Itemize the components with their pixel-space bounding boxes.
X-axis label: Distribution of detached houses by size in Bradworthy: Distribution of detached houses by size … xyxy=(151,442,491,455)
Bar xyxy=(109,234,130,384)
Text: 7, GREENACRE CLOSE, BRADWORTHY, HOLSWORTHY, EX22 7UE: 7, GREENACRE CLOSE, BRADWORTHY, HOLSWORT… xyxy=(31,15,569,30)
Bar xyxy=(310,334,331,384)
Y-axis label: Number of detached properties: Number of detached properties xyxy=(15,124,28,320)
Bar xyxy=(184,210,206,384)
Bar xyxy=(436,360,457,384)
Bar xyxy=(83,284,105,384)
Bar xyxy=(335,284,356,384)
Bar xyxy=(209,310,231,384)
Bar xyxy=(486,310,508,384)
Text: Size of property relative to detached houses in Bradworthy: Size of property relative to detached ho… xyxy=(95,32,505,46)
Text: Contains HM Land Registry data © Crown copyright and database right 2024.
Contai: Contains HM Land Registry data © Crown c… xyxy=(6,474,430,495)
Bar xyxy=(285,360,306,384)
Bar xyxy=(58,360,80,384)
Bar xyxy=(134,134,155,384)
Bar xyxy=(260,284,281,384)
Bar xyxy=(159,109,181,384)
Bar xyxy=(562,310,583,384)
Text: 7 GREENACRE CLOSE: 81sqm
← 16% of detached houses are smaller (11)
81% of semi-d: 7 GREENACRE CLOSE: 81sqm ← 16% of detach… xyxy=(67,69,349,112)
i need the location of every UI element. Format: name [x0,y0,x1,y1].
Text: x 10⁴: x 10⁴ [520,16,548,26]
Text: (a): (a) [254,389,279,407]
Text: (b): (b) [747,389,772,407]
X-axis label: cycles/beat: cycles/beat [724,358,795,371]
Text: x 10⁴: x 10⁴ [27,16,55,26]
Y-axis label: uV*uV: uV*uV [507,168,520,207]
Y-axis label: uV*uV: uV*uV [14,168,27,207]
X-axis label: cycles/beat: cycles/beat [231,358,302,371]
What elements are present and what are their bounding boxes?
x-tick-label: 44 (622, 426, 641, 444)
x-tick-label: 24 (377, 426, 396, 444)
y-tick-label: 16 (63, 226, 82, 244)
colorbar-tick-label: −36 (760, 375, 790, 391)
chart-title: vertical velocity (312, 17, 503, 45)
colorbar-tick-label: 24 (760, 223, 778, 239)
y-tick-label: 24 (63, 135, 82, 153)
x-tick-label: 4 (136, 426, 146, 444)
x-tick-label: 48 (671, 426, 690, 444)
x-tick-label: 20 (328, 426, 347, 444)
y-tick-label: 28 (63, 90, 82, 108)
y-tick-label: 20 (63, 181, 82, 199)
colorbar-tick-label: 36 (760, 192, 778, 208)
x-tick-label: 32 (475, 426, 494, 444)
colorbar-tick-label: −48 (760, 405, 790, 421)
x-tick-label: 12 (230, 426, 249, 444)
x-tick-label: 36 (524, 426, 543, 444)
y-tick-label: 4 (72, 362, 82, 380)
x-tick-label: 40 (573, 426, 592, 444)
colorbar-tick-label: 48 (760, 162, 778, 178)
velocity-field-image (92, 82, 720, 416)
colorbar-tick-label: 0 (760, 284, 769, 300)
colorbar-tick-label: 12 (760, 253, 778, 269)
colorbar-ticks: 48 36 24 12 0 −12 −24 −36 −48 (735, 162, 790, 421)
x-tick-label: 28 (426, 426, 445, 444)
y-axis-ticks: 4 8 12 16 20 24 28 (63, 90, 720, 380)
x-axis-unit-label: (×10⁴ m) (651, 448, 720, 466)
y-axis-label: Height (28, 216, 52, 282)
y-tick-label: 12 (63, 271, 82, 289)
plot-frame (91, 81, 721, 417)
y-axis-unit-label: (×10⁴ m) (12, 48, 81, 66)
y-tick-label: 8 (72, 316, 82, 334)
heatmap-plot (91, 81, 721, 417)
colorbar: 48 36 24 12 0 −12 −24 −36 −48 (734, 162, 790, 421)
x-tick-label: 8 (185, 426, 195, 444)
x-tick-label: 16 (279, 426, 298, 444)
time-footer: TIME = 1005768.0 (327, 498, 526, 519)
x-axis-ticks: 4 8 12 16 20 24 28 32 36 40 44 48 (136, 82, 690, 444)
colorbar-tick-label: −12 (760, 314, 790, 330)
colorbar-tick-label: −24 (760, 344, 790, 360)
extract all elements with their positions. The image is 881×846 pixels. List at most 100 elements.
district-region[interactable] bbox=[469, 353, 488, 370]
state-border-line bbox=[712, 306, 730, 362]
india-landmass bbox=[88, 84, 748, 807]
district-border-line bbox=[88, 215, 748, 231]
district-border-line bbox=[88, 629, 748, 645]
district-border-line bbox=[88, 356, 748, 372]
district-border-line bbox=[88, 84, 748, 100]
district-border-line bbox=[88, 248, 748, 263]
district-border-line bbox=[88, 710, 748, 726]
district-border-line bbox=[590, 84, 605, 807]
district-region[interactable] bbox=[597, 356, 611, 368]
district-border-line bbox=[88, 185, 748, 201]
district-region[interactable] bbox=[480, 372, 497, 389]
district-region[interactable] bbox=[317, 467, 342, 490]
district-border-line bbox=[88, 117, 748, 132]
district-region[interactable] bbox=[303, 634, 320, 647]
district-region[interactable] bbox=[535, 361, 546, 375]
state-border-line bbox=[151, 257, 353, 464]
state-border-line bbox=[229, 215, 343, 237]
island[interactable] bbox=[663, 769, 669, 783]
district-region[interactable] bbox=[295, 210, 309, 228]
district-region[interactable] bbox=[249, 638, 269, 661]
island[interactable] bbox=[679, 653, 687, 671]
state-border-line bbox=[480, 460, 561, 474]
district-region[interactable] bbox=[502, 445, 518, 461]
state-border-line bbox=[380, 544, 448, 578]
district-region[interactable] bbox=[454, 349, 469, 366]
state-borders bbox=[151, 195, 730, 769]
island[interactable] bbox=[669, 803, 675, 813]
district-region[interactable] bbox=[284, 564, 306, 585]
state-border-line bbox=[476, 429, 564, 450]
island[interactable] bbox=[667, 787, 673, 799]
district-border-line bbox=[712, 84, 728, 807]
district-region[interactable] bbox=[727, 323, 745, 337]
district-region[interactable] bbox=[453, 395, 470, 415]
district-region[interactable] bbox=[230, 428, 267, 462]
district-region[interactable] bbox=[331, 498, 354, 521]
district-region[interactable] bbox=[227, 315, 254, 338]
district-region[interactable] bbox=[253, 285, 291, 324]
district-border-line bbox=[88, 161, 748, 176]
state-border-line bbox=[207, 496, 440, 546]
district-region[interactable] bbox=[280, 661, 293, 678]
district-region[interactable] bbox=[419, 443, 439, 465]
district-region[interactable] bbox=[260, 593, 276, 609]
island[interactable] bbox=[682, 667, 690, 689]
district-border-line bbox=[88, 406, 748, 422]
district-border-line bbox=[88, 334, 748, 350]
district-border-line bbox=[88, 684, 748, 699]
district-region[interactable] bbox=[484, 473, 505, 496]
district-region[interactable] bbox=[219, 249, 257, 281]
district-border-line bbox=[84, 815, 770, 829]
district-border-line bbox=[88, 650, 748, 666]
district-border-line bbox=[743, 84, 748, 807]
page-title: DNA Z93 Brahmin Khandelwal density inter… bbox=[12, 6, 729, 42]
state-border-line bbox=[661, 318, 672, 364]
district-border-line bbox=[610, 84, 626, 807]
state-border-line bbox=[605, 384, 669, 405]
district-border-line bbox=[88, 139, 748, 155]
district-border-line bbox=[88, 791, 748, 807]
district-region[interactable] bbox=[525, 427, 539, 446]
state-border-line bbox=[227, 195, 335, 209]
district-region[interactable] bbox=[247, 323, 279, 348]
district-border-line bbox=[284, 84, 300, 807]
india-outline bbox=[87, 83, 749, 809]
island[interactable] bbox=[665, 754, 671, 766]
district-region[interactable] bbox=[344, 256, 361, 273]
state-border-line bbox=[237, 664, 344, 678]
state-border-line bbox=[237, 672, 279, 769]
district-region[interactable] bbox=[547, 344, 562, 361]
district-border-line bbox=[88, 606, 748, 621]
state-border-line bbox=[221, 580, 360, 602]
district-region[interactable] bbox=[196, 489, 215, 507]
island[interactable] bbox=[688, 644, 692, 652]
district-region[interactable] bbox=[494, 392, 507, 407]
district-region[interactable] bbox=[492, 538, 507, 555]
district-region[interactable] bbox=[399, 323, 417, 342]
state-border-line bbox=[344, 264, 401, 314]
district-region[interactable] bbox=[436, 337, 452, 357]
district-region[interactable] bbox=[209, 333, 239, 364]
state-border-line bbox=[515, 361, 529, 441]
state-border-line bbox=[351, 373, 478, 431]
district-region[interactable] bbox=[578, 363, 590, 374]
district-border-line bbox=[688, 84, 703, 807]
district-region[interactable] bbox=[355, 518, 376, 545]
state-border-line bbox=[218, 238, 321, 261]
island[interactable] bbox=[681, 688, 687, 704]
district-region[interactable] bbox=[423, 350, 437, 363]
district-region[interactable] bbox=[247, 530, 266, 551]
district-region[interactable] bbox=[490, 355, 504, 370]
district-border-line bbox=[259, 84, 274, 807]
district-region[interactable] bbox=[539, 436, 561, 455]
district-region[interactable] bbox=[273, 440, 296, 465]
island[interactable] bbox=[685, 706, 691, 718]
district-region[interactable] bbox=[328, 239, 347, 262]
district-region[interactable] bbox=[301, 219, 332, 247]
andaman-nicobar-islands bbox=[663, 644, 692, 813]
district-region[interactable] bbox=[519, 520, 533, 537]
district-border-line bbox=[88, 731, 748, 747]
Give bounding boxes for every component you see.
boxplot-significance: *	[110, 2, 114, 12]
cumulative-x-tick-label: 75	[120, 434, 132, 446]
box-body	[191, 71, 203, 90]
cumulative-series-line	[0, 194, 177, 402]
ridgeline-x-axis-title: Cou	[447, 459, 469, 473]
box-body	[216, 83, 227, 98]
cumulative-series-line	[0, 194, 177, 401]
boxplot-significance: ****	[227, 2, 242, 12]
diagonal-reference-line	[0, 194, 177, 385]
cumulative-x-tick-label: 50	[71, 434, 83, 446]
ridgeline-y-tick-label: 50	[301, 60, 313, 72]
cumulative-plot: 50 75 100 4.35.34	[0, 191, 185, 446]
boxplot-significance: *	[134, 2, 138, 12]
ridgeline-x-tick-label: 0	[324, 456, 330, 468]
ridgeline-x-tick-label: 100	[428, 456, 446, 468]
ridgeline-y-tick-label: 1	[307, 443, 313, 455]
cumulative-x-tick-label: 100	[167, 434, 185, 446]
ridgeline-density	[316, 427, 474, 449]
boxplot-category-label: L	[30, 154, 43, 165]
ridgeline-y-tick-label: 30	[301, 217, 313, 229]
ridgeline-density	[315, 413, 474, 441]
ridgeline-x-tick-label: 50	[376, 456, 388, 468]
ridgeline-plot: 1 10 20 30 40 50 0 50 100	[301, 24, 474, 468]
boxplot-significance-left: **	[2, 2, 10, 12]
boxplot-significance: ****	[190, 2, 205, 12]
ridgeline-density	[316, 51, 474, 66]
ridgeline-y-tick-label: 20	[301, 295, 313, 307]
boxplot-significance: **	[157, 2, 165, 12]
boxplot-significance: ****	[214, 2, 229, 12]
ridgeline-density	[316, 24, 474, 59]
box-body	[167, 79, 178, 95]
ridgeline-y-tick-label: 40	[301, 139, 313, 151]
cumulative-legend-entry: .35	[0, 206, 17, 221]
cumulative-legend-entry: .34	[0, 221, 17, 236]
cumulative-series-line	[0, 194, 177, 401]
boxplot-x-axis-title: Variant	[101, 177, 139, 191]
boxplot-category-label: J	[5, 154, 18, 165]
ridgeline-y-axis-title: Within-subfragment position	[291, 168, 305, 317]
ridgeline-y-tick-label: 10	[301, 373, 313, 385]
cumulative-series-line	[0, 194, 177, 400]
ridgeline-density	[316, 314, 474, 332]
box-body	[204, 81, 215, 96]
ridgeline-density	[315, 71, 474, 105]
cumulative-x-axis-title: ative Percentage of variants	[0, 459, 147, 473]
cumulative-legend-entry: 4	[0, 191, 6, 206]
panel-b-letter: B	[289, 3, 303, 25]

__________________________________________________

- [TASK DIRECTIONS]:
Set down the material word for word, starting at its first line and stopping after the line that contains "Bar xyxy=(83,284,105,384)".

- [COMPLETE ANSWER]:
Itemize the components with their pixel-space bounding boxes.
X-axis label: Distribution of detached houses by size in Bradworthy: Distribution of detached houses by size … xyxy=(151,442,491,455)
Bar xyxy=(109,234,130,384)
Text: 7, GREENACRE CLOSE, BRADWORTHY, HOLSWORTHY, EX22 7UE: 7, GREENACRE CLOSE, BRADWORTHY, HOLSWORT… xyxy=(31,15,569,30)
Bar xyxy=(310,334,331,384)
Y-axis label: Number of detached properties: Number of detached properties xyxy=(15,124,28,320)
Bar xyxy=(184,210,206,384)
Bar xyxy=(436,360,457,384)
Bar xyxy=(83,284,105,384)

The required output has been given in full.